# START OF INPUT MATERIAL

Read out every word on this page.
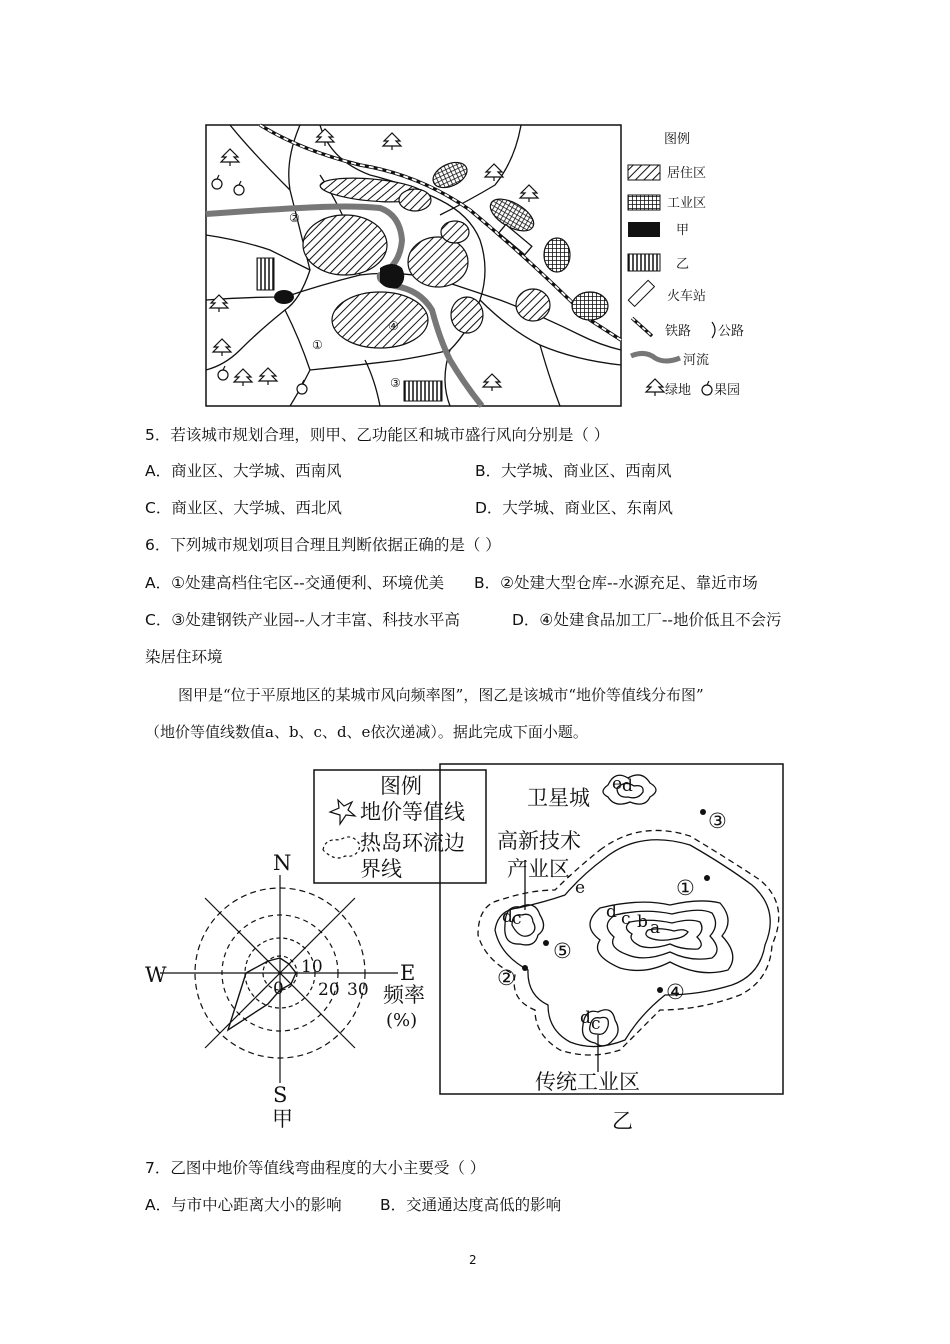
②
①
③
④
图例
居住区
工业区
甲
乙
火车站
铁路 公路
河流
绿地 果园
5．若该城市规划合理，则甲、乙功能区和城市盛行风向分别是（ ）
A．商业区、大学城、西南风	B．大学城、商业区、西南风
C．商业区、大学城、西北风	D．大学城、商业区、东南风
6．下列城市规划项目合理且判断依据正确的是（ ）
A．①处建高档住宅区--交通便利、环境优美 B．②处建大型仓库--水源充足、靠近市场
C．③处建钢铁产业园--人才丰富、科技水平高	D．④处建食品加工厂--地价低且不会污
染居住环境
图甲是“位于平原地区的某城市风向频率图”，图乙是该城市“地价等值线分布图”
（地价等值线数值a、b、c、d、e依次递减）。据此完成下面小题。
图例
地价等值线
热岛环流边
界线
N
S
W	E
0
10
20 30 频率
(%)
甲
卫星城
高新技术
产业区
传统工业区
乙
③
①
⑤
②
④
e d
e
d c	d c b a
d c
7．乙图中地价等值线弯曲程度的大小主要受（ ）
A．与市中心距离大小的影响 B．交通通达度高低的影响
2
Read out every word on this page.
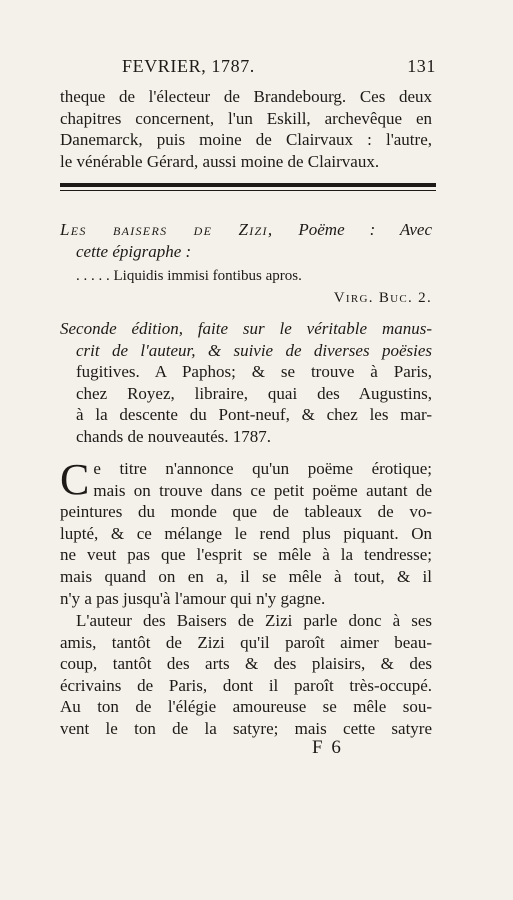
FEVRIER, 1787.	131
theque de l'électeur de Brandebourg. Ces deux
chapitres concernent, l'un Eskill, archevêque en
Danemarck, puis moine de Clairvaux : l'autre,
le vénérable Gérard, aussi moine de Clairvaux.
Les baisers de Zizi, Poëme : Avec
cette épigraphe :
. . . . . Liquidis immisi fontibus apros.
Virg. Buc. 2.
Seconde édition, faite sur le véritable manus-
crit de l'auteur, & suivie de diverses poësies
fugitives. A Paphos; & se trouve à Paris,
chez Royez, libraire, quai des Augustins,
à la descente du Pont-neuf, & chez les mar-
chands de nouveautés. 1787.
C e titre n'annonce qu'un poëme érotique;
mais on trouve dans ce petit poëme autant de
peintures du monde que de tableaux de vo-
lupté, & ce mélange le rend plus piquant. On
ne veut pas que l'esprit se mêle à la tendresse;
mais quand on en a, il se mêle à tout, & il
n'y a pas jusqu'à l'amour qui n'y gagne.
L'auteur des Baisers de Zizi parle donc à ses
amis, tantôt de Zizi qu'il paroît aimer beau-
coup, tantôt des arts & des plaisirs, & des
écrivains de Paris, dont il paroît très-occupé.
Au ton de l'élégie amoureuse se mêle sou-
vent le ton de la satyre; mais cette satyre
F 6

# END OF INPUT MATERIAL

WHAT THE TASK ASKS
Transcribe the records above verbatim. Do not carry over any picture.

RESULT OF THE TASK
Read out every word on this page.
②
①
③
④
图例
居住区
工业区
甲
乙
火车站
铁路 公路
河流
绿地 果园
5．若该城市规划合理，则甲、乙功能区和城市盛行风向分别是（ ）
A．商业区、大学城、西南风	B．大学城、商业区、西南风
C．商业区、大学城、西北风	D．大学城、商业区、东南风
6．下列城市规划项目合理且判断依据正确的是（ ）
A．①处建高档住宅区--交通便利、环境优美 B．②处建大型仓库--水源充足、靠近市场
C．③处建钢铁产业园--人才丰富、科技水平高	D．④处建食品加工厂--地价低且不会污
染居住环境
图甲是“位于平原地区的某城市风向频率图”，图乙是该城市“地价等值线分布图”
（地价等值线数值a、b、c、d、e依次递减）。据此完成下面小题。
图例
地价等值线
热岛环流边
界线
N
S
W	E
0
10
20 30 频率
(%)
甲
卫星城
高新技术
产业区
传统工业区
乙
③
①
⑤
②
④
e d
e
d c	d c b a
d c
7．乙图中地价等值线弯曲程度的大小主要受（ ）
A．与市中心距离大小的影响 B．交通通达度高低的影响
2
Read out every word on this page.
FEVRIER, 1787.	131
theque de l'électeur de Brandebourg. Ces deux
chapitres concernent, l'un Eskill, archevêque en
Danemarck, puis moine de Clairvaux : l'autre,
le vénérable Gérard, aussi moine de Clairvaux.
Les baisers de Zizi, Poëme : Avec
cette épigraphe :
. . . . . Liquidis immisi fontibus apros.
Virg. Buc. 2.
Seconde édition, faite sur le véritable manus-
crit de l'auteur, & suivie de diverses poësies
fugitives. A Paphos; & se trouve à Paris,
chez Royez, libraire, quai des Augustins,
à la descente du Pont-neuf, & chez les mar-
chands de nouveautés. 1787.
C e titre n'annonce qu'un poëme érotique;
mais on trouve dans ce petit poëme autant de
peintures du monde que de tableaux de vo-
lupté, & ce mélange le rend plus piquant. On
ne veut pas que l'esprit se mêle à la tendresse;
mais quand on en a, il se mêle à tout, & il
n'y a pas jusqu'à l'amour qui n'y gagne.
L'auteur des Baisers de Zizi parle donc à ses
amis, tantôt de Zizi qu'il paroît aimer beau-
coup, tantôt des arts & des plaisirs, & des
écrivains de Paris, dont il paroît très-occupé.
Au ton de l'élégie amoureuse se mêle sou-
vent le ton de la satyre; mais cette satyre
F 6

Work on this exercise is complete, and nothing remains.